**WHAT IS NEEDED**
Search the data below for the string "text". Extract every line that contains it.

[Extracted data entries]
• • • • •

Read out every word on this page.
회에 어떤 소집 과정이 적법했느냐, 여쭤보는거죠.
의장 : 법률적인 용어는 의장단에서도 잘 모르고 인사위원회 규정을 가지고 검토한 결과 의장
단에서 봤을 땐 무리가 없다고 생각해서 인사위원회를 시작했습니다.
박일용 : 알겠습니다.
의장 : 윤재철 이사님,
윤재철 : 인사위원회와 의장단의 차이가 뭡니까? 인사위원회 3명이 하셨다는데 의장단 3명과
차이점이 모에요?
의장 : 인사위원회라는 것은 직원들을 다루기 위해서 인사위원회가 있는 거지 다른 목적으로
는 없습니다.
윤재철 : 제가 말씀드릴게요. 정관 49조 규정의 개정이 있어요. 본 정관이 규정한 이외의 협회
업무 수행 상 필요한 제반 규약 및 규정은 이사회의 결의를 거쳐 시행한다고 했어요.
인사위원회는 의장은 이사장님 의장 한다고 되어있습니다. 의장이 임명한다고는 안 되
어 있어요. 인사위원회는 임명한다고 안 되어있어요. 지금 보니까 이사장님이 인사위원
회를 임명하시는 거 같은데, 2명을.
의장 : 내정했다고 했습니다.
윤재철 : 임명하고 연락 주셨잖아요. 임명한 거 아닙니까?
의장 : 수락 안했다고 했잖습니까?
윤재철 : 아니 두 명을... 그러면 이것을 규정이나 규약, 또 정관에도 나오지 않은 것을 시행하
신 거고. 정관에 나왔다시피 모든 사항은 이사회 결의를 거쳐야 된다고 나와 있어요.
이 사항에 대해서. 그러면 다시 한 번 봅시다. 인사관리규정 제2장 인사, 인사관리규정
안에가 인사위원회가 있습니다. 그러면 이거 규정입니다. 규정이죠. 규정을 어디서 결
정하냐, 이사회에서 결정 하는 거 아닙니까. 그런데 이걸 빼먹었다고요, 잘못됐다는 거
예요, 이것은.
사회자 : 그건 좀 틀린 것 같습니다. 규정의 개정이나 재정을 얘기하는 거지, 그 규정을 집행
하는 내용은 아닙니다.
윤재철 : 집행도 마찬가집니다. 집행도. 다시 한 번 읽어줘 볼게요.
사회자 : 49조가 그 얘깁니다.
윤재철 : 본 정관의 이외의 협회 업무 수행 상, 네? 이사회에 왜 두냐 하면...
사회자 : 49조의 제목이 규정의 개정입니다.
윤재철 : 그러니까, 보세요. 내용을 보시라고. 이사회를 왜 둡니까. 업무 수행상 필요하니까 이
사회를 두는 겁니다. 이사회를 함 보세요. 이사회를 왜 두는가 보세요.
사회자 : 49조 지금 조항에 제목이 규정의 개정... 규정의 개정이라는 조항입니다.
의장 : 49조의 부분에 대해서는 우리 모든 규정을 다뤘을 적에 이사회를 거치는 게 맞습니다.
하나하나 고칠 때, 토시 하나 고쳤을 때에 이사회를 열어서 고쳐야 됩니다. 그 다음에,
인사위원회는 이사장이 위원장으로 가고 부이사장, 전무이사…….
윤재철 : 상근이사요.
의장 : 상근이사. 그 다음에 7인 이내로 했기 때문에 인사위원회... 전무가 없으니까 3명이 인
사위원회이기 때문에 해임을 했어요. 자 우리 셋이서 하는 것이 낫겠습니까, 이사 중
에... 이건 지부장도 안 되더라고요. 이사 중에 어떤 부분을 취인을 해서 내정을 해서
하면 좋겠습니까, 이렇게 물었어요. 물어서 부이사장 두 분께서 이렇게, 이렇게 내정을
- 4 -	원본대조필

• • • • •

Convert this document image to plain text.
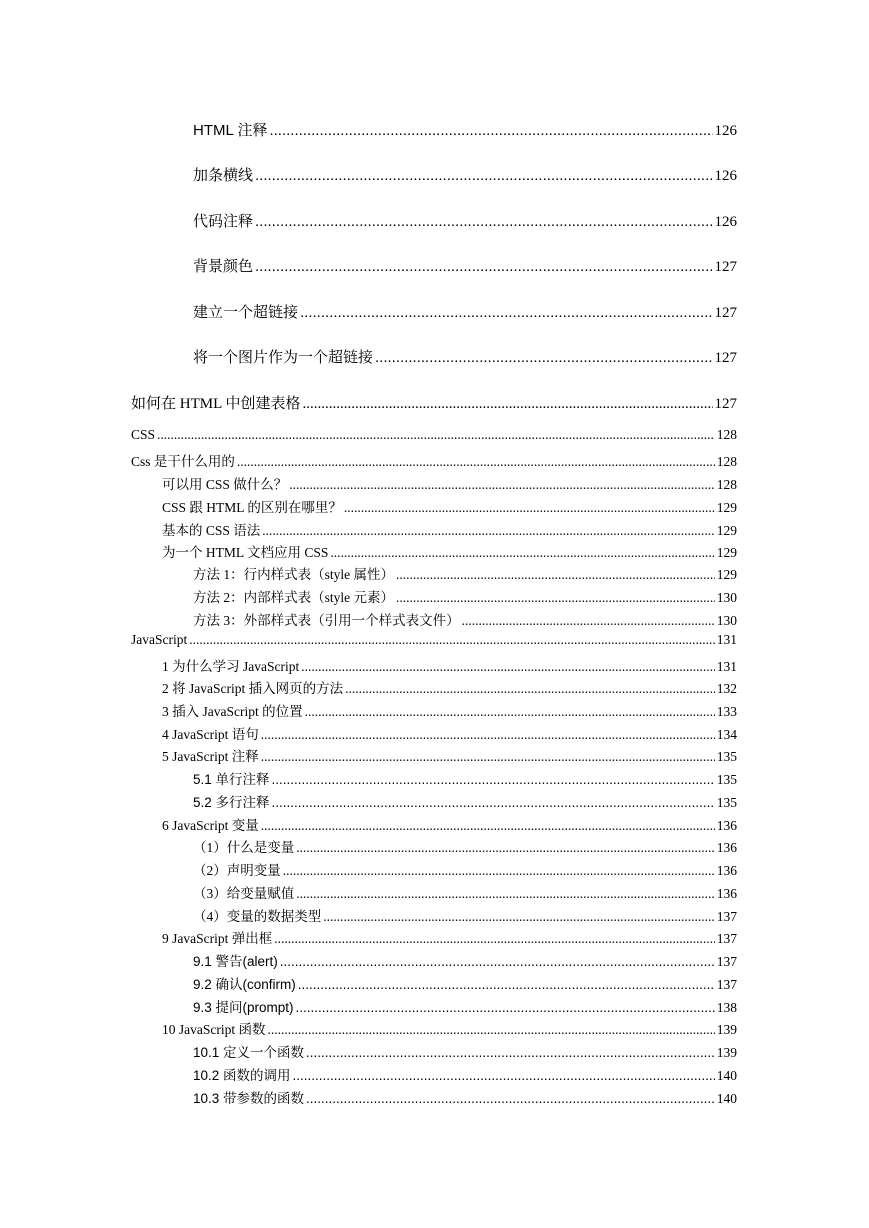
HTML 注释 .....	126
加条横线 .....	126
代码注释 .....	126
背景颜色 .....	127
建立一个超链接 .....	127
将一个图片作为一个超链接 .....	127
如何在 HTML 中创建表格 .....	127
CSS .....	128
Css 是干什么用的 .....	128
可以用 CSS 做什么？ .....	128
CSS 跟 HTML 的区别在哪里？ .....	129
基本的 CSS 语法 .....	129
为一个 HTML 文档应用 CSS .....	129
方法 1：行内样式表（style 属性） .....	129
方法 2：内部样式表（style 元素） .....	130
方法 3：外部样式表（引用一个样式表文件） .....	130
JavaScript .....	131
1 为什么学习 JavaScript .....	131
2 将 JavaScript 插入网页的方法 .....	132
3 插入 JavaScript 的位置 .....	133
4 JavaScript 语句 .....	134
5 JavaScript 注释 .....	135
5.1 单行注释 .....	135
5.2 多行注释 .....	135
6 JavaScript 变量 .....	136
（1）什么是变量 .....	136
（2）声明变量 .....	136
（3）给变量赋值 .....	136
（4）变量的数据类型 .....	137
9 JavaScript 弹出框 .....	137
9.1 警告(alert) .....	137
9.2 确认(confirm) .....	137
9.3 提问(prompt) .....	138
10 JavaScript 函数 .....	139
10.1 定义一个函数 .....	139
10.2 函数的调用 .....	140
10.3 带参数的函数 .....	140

• • • • •

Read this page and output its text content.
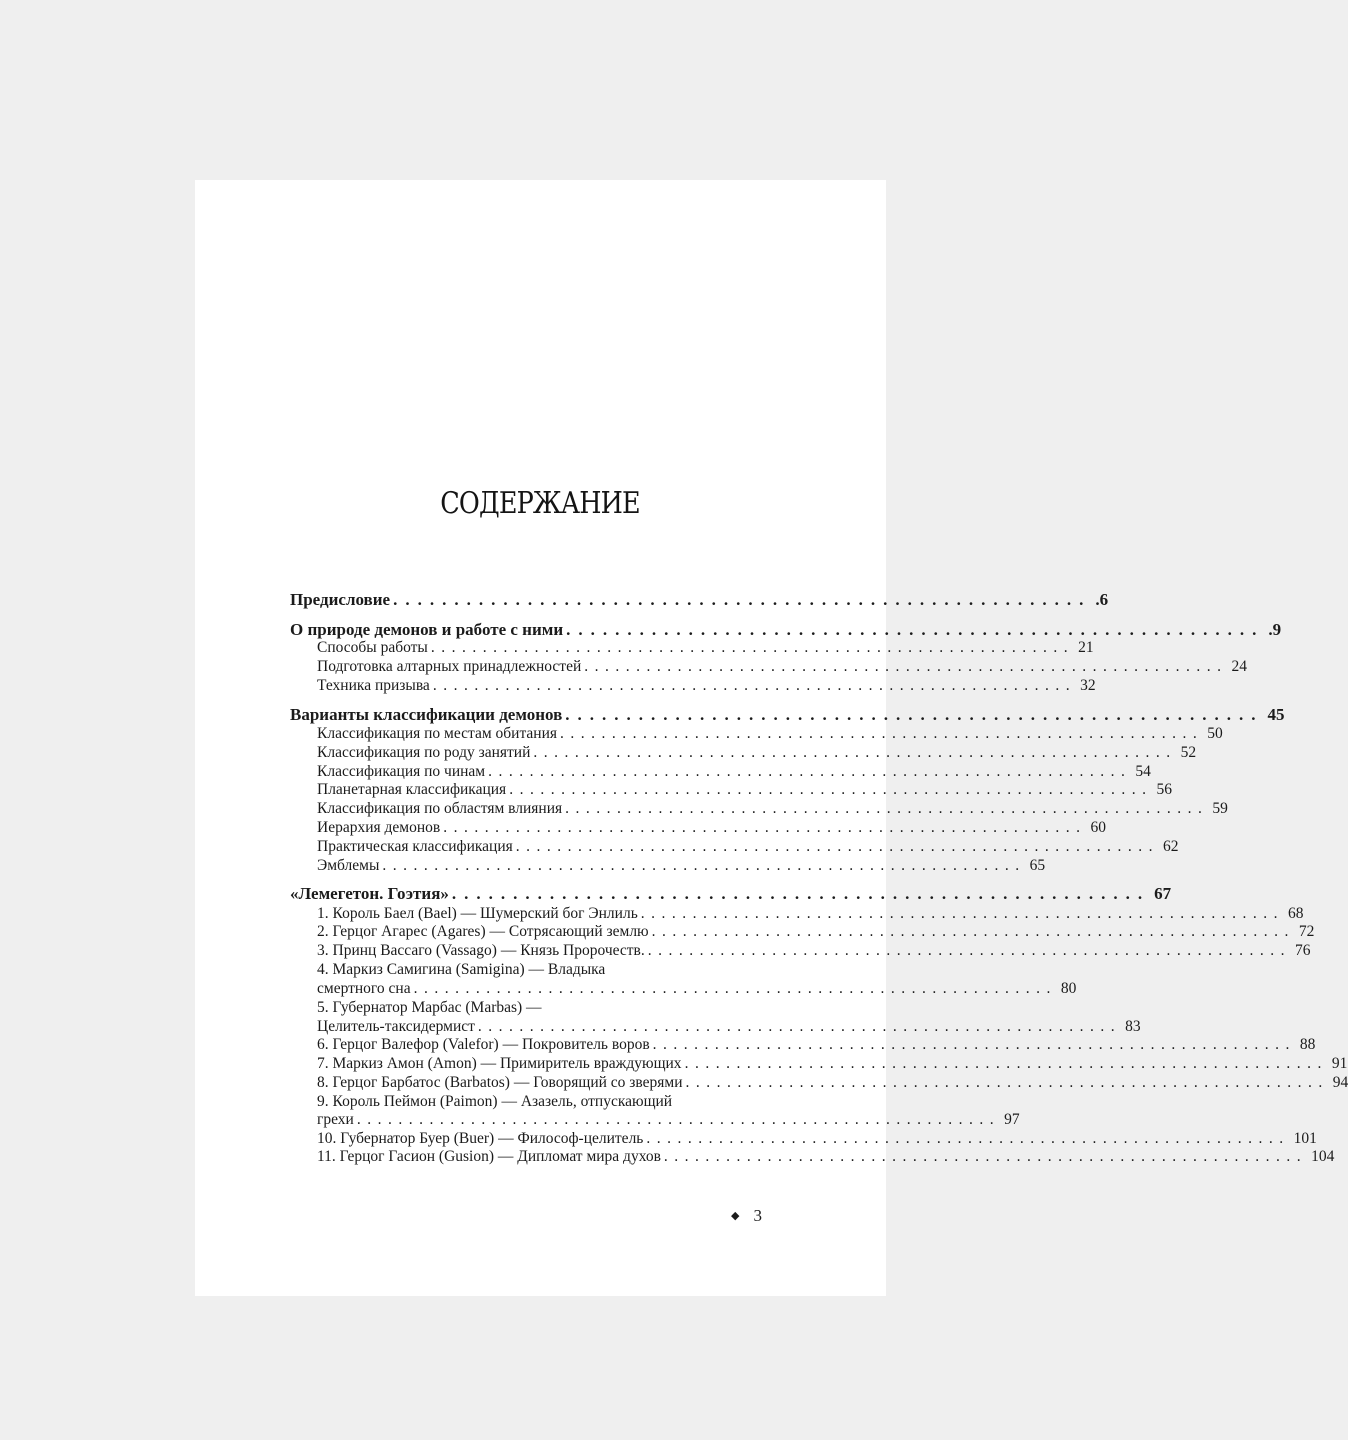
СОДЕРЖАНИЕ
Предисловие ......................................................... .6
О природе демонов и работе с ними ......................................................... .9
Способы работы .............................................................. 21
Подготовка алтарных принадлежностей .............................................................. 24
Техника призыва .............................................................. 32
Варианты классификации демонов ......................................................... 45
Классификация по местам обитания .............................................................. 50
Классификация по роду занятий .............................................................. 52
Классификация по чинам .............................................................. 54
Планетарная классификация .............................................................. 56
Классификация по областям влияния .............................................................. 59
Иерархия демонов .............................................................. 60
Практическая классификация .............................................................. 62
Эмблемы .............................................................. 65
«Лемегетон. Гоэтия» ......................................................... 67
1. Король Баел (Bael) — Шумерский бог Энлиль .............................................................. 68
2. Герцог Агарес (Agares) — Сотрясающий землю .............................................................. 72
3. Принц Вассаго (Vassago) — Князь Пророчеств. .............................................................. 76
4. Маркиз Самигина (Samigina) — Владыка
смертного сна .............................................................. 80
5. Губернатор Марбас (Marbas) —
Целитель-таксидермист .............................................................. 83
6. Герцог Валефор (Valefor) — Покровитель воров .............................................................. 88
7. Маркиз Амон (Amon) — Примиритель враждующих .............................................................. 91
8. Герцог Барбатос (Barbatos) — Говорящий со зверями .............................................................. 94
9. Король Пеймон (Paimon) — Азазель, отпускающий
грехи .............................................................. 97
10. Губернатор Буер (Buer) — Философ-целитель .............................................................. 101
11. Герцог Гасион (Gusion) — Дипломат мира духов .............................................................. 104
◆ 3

• • • • •

**SOLUTION TO THIS EXERCISE**
Convert this document image to plain text.
Read this page and output its text content.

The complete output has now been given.